--- START ---

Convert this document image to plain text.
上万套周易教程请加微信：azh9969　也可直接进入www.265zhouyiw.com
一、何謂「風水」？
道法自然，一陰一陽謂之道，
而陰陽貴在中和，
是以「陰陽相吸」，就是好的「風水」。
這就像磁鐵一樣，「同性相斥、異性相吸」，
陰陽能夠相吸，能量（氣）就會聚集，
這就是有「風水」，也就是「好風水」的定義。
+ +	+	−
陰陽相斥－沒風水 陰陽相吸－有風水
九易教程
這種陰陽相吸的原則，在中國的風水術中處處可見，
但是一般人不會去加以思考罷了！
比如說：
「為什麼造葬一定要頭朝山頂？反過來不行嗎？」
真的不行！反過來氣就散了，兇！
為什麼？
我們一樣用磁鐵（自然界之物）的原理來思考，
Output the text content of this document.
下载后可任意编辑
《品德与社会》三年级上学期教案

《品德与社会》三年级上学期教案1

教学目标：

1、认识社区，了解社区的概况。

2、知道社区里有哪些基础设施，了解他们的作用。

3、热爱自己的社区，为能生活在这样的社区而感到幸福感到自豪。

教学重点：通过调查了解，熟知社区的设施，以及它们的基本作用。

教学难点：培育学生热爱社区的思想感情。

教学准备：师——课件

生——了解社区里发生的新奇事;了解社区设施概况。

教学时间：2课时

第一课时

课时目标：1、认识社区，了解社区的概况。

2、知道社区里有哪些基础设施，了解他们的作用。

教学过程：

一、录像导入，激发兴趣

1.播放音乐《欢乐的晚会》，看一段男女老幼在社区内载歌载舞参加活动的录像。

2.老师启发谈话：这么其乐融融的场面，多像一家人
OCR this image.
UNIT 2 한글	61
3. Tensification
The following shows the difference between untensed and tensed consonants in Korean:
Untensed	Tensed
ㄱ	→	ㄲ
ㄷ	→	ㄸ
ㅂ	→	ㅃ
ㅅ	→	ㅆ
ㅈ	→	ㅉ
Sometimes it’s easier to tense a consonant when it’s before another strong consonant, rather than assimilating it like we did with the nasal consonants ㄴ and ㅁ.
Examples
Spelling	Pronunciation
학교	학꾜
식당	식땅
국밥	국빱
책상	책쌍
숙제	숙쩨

--- END ---

* AIM *
All lines from the one containing "Output the text content of this document." through the end of the records, both ends included, are to be quoted exactly; please add nothing else.

* SOLUTION FOR THIS TASK *
Output the text content of this document.
下载后可任意编辑
《品德与社会》三年级上学期教案

《品德与社会》三年级上学期教案1

教学目标：

1、认识社区，了解社区的概况。

2、知道社区里有哪些基础设施，了解他们的作用。

3、热爱自己的社区，为能生活在这样的社区而感到幸福感到自豪。

教学重点：通过调查了解，熟知社区的设施，以及它们的基本作用。

教学难点：培育学生热爱社区的思想感情。

教学准备：师——课件

生——了解社区里发生的新奇事;了解社区设施概况。

教学时间：2课时

第一课时

课时目标：1、认识社区，了解社区的概况。

2、知道社区里有哪些基础设施，了解他们的作用。

教学过程：

一、录像导入，激发兴趣

1.播放音乐《欢乐的晚会》，看一段男女老幼在社区内载歌载舞参加活动的录像。

2.老师启发谈话：这么其乐融融的场面，多像一家人
OCR this image.
UNIT 2 한글	61
3. Tensification
The following shows the difference between untensed and tensed consonants in Korean:
Untensed	Tensed
ㄱ	→	ㄲ
ㄷ	→	ㄸ
ㅂ	→	ㅃ
ㅅ	→	ㅆ
ㅈ	→	ㅉ
Sometimes it’s easier to tense a consonant when it’s before another strong consonant, rather than assimilating it like we did with the nasal consonants ㄴ and ㅁ.
Examples
Spelling	Pronunciation
학교	학꾜
식당	식땅
국밥	국빱
책상	책쌍
숙제	숙쩨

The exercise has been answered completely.